Given passage:
-- -- --

By Sungard AS
As multinational enterprises put more resources into security and breach prevention, criminals are increasingly diverting their activity towards smaller businesses as softer targets. So it's vital to understand and manage cyber risks before your business is compromised and your security is held to account by banks, insurers or investors.
As a business owner, you may not be aware of what happens to the information your employees, customers and suppliers have access to. You may not even be able to state with confidence where your most important data is held – whether that's onsite on desktops and servers, in the cloud, on mobile devices… or the dreaded USB sticks. So where do you start?
Identifying cyber security risks
Step #1: Identify and document asset vulnerabilities
Your first step should be a risk assessment to understand what makes your business attractive to cyber criminals (customer data is likely to be your biggest commodity at risk) and where your main vulnerabilities lie.
Start with some basic questions, such as 'what information do we collect?', 'how do we store it?', and 'who has access to it?' You should then examine how you currently protect your data, and how you secure your computers, network, email and other tools.
For example, consider whether you have a formal written policy for social media usage on any device (including employees' personal ones) that connects to your company network. Do you provide internet safety training for your workforce? Do you wipe all old machines of data before disposal? Do you require multi-factor authentication (more than one way of confirming a user's claimed identity) to access your network?
Step #2: Identify and document internal and external threats
Do your research and familiarize yourself with the main types of cyber crime and how they're perpetrated – the tactics, techniques and procedures used to target organizations. And don't focus exclusively outwards. While the word 'hacker' may conjure up visions of a malevolent teenager in a bedroom in some remote corner of the world, or a shadowy presence on the Dark Web, you should acknowledge the potential for a disgruntled or heavily indebted employee to steal intellectual property or commit cyber-enabled economic fraud.
Step #3: Assess your vulnerabilities
There are a growing number of tools (many of which are free) that you can use to scan your network and determine what services you are running, to determine whether your software versions are up to date, and to look for known vulnerabilities. There are also tools that will allow your IT administrator to run pre-defined exploits against your own systems and use brute-force attacks against your end users. You may wish to go one step further and appoint an outside security specialist to gauge your company's resilience through penetration testing, in much the same way as vehicle manufacturers use 'tame' burglars to break into cars.
Step #4: Identify potential business impacts and likelihoods
Carry out a business impact analysis to determine the effects or consequences – financial, operational, reputational – of a cyber attack on your business and who would be affected. If you have a business continuity plan or resilience plan, you should already have a clear picture of the costs linked to IT failures or business interruption. If not, a specialist can guide you through this process, and ready-to-use questionnaires are available to help you collect information from various parts of your business.
Step #5: Identify and prioritize your risk responses
Once you understand the potential impact of a cyber attack on your business, you can start to prioritize how you will resolve any immediate flaws in your security. If you make any changes to your system security, test them to ensure you have not only closed the holes but that the changes haven't negatively impacted any of your other systems. Since people can be your greatest security liability, ensure rules and best practices are documented in policies, and undertake a regular program of staff education on the risks that come from today's interconnected ways of doing business.
Since there is no way to protect your business 100% from attempted cyber crime, you also need to be prepared in the event of an attack. Ensure everyone knows exactly what they need to do and when, and that they have the skills and resources in place to do it.

-- -- --

Dataset excerpts:
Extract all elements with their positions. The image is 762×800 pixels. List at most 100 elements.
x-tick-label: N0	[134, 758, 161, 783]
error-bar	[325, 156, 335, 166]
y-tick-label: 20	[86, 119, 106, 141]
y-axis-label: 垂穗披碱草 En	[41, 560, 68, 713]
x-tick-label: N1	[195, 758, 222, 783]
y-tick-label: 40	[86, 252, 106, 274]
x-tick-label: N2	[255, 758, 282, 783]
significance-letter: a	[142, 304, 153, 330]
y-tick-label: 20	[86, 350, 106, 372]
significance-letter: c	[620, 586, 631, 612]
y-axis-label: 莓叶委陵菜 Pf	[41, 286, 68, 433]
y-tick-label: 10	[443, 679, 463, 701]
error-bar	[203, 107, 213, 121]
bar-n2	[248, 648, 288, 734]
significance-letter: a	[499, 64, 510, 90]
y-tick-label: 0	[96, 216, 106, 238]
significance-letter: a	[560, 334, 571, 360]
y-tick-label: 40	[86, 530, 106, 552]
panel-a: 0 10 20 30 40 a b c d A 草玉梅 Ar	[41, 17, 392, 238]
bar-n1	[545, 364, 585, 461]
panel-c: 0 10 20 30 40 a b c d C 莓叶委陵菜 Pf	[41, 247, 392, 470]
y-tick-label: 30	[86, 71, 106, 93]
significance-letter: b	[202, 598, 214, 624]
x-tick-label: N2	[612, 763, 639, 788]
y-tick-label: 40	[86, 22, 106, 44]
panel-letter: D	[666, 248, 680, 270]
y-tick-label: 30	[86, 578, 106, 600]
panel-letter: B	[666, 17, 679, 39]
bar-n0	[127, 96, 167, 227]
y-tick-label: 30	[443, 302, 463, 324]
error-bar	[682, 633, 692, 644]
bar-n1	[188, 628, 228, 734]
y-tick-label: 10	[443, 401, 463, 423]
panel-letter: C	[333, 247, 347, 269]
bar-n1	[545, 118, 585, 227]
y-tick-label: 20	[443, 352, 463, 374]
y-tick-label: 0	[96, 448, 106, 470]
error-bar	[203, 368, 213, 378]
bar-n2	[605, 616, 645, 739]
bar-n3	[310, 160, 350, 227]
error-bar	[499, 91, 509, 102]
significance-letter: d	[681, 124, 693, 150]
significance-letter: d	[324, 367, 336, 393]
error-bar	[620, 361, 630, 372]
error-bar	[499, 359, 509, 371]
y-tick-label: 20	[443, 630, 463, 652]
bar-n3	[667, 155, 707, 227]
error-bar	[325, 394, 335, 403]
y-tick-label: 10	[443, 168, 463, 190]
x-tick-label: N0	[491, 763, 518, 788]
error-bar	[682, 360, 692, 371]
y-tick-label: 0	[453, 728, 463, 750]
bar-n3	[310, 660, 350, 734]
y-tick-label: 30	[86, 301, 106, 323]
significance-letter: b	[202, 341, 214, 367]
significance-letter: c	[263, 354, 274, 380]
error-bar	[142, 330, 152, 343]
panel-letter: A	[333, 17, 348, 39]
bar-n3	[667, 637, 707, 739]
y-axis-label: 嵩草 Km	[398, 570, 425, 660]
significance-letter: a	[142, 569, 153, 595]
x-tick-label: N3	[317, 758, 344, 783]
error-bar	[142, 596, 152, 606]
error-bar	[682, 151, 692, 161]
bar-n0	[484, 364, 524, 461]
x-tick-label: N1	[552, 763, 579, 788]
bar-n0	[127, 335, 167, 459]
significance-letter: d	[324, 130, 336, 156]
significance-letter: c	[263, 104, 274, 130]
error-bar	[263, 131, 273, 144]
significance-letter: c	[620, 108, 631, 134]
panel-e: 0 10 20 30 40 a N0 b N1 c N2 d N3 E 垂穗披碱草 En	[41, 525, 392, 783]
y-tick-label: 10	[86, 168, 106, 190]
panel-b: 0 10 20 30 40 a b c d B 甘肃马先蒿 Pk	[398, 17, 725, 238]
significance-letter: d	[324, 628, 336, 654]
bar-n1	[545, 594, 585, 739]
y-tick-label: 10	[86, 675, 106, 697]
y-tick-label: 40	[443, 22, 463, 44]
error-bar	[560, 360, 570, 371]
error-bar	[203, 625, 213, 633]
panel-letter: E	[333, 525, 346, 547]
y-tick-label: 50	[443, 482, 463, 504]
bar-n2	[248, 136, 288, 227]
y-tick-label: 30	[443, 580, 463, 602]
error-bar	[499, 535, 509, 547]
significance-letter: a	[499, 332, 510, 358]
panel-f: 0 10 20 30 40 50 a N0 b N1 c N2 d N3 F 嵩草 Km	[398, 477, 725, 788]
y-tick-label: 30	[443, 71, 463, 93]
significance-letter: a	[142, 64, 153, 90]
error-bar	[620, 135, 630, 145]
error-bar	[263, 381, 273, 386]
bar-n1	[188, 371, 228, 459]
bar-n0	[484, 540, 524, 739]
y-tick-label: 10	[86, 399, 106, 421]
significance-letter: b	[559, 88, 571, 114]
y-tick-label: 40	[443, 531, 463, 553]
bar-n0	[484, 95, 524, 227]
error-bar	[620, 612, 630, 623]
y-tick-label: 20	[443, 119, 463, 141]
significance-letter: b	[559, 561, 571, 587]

-- -- --

Problem to work on:
Reproduce verbatim the stretch of the cyber risk article that opens with the words containing "By Sungard AS" and closes with "do you start?".

Exercise answer:
By Sungard AS
As multinational enterprises put more resources into security and breach prevention, criminals are increasingly diverting their activity towards smaller businesses as softer targets. So it's vital to understand and manage cyber risks before your business is compromised and your security is held to account by banks, insurers or investors.
As a business owner, you may not be aware of what happens to the information your employees, customers and suppliers have access to. You may not even be able to state with confidence where your most important data is held – whether that's onsite on desktops and servers, in the cloud, on mobile devices… or the dreaded USB sticks. So where do you start?